EXERCISE PROMPT: Look through the listing and locate every line containing the word "Henne"; copy those lines.

ENTRIES SUPPLIED:
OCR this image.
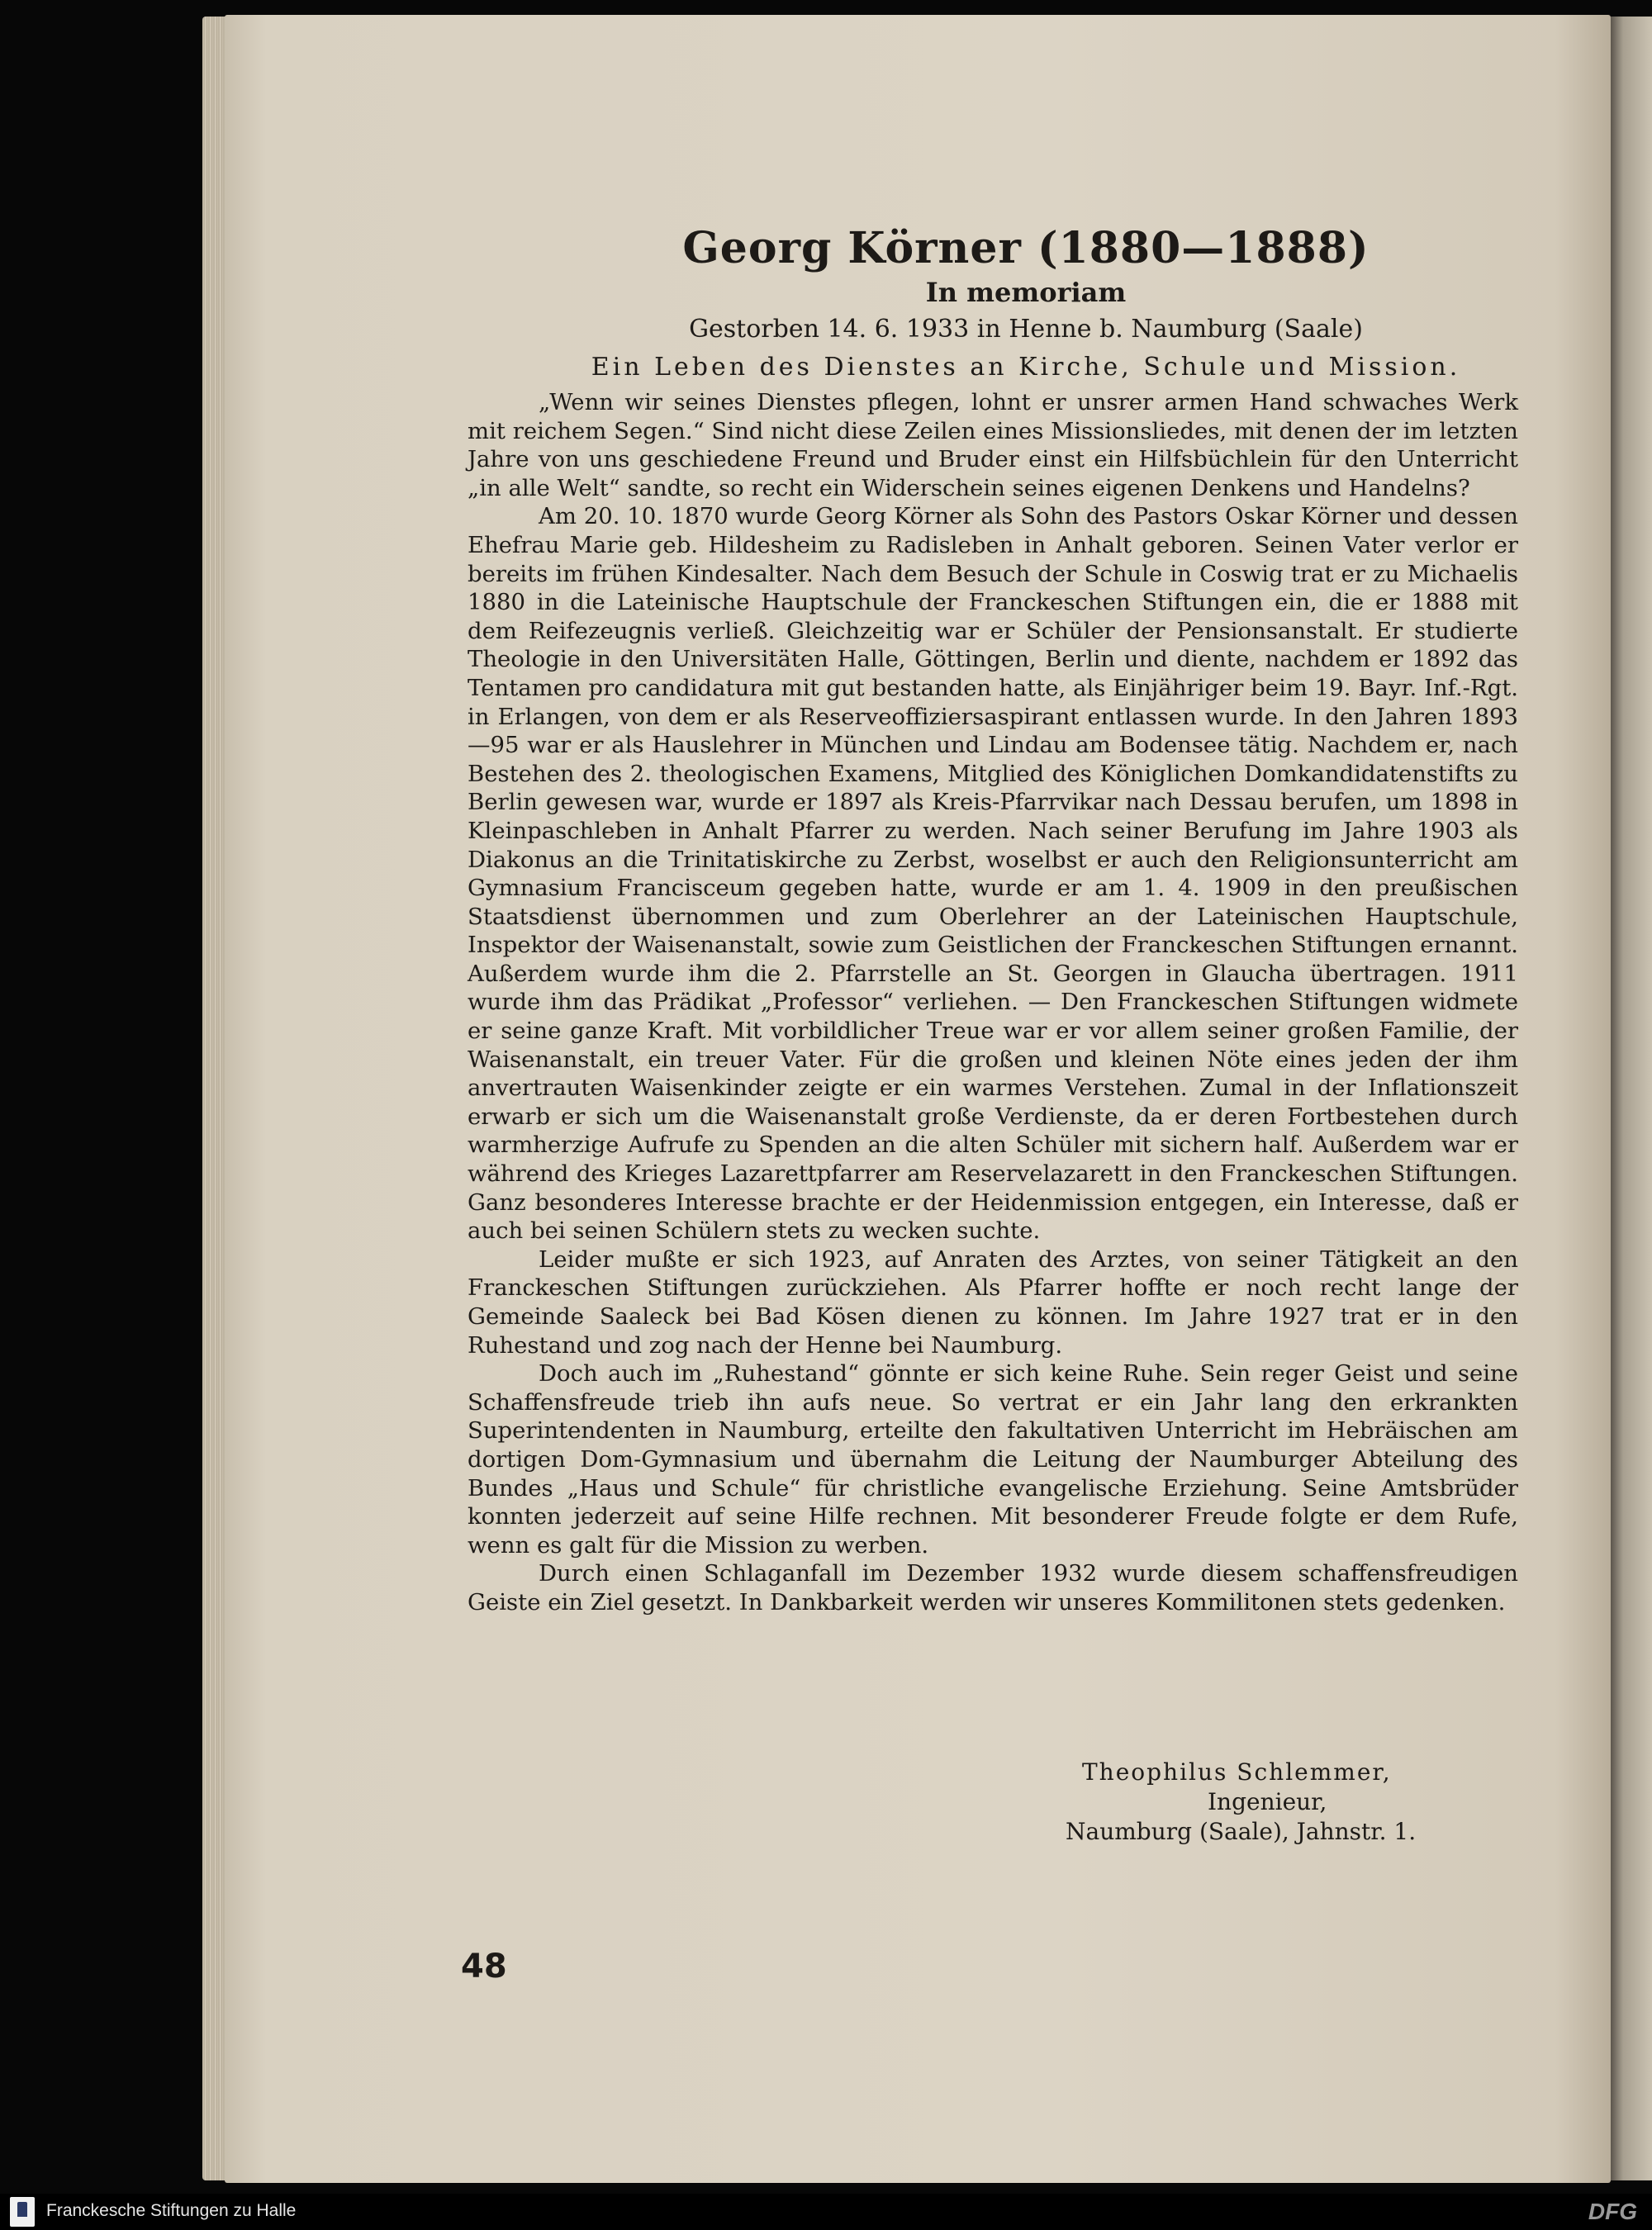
Georg Körner (1880—1888)
In memoriam
Gestorben 14. 6. 1933 in Henne b. Naumburg (Saale)
Ein Leben des Dienstes an Kirche, Schule und Mission.

„Wenn wir seines Dienstes pflegen, lohnt er unsrer armen Hand schwaches Werk mit reichem Segen.“ Sind nicht diese Zeilen eines Missionsliedes, mit denen der im letzten Jahre von uns geschiedene Freund und Bruder einst ein Hilfsbüchlein für den Unterricht „in alle Welt“ sandte, so recht ein Widerschein seines eigenen Denkens und Handelns?

Am 20. 10. 1870 wurde Georg Körner als Sohn des Pastors Oskar Körner und dessen Ehefrau Marie geb. Hildesheim zu Radisleben in Anhalt geboren. Seinen Vater verlor er bereits im frühen Kindesalter. Nach dem Besuch der Schule in Coswig trat er zu Michaelis 1880 in die Lateinische Hauptschule der Franckeschen Stiftungen ein, die er 1888 mit dem Reifezeugnis verließ. Gleichzeitig war er Schüler der Pensionsanstalt. Er studierte Theologie in den Universitäten Halle, Göttingen, Berlin und diente, nachdem er 1892 das Tentamen pro candidatura mit gut bestanden hatte, als Einjähriger beim 19. Bayr. Inf.-Rgt. in Erlangen, von dem er als Reserveoffiziersaspirant entlassen wurde. In den Jahren 1893—95 war er als Hauslehrer in München und Lindau am Bodensee tätig. Nachdem er, nach Bestehen des 2. theologischen Examens, Mitglied des Königlichen Domkandidatenstifts zu Berlin gewesen war, wurde er 1897 als Kreis-Pfarrvikar nach Dessau berufen, um 1898 in Kleinpaschleben in Anhalt Pfarrer zu werden. Nach seiner Berufung im Jahre 1903 als Diakonus an die Trinitatiskirche zu Zerbst, woselbst er auch den Religionsunterricht am Gymnasium Francisceum gegeben hatte, wurde er am 1. 4. 1909 in den preußischen Staatsdienst übernommen und zum Oberlehrer an der Lateinischen Hauptschule, Inspektor der Waisenanstalt, sowie zum Geistlichen der Franckeschen Stiftungen ernannt. Außerdem wurde ihm die 2. Pfarrstelle an St. Georgen in Glaucha übertragen. 1911 wurde ihm das Prädikat „Professor“ verliehen. — Den Franckeschen Stiftungen widmete er seine ganze Kraft. Mit vorbildlicher Treue war er vor allem seiner großen Familie, der Waisenanstalt, ein treuer Vater. Für die großen und kleinen Nöte eines jeden der ihm anvertrauten Waisenkinder zeigte er ein warmes Verstehen. Zumal in der Inflationszeit erwarb er sich um die Waisenanstalt große Verdienste, da er deren Fortbestehen durch warmherzige Aufrufe zu Spenden an die alten Schüler mit sichern half. Außerdem war er während des Krieges Lazarettpfarrer am Reservelazarett in den Franckeschen Stiftungen. Ganz besonderes Interesse brachte er der Heidenmission entgegen, ein Interesse, daß er auch bei seinen Schülern stets zu wecken suchte.

Leider mußte er sich 1923, auf Anraten des Arztes, von seiner Tätigkeit an den Franckeschen Stiftungen zurückziehen. Als Pfarrer hoffte er noch recht lange der Gemeinde Saaleck bei Bad Kösen dienen zu können. Im Jahre 1927 trat er in den Ruhestand und zog nach der Henne bei Naumburg.

Doch auch im „Ruhestand“ gönnte er sich keine Ruhe. Sein reger Geist und seine Schaffensfreude trieb ihn aufs neue. So vertrat er ein Jahr lang den erkrankten Superintendenten in Naumburg, erteilte den fakultativen Unterricht im Hebräischen am dortigen Dom-Gymnasium und übernahm die Leitung der Naumburger Abteilung des Bundes „Haus und Schule“ für christliche evangelische Erziehung. Seine Amtsbrüder konnten jederzeit auf seine Hilfe rechnen. Mit besonderer Freude folgte er dem Rufe, wenn es galt für die Mission zu werben.

Durch einen Schlaganfall im Dezember 1932 wurde diesem schaffensfreudigen Geiste ein Ziel gesetzt. In Dankbarkeit werden wir unseres Kommilitonen stets gedenken.

Theophilus Schlemmer,
Ingenieur,
Naumburg (Saale), Jahnstr. 1.
48
Franckesche Stiftungen zu Halle	DFG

TASK RESULT:
Gestorben 14. 6. 1933 in Henne b. Naumburg (Saale)
Leider mußte er sich 1923, auf Anraten des Arztes, von seiner Tätigkeit an den Franckeschen Stiftungen zurückziehen. Als Pfarrer hoffte er noch recht lange der Gemeinde Saaleck bei Bad Kösen dienen zu können. Im Jahre 1927 trat er in den Ruhestand und zog nach der Henne bei Naumburg.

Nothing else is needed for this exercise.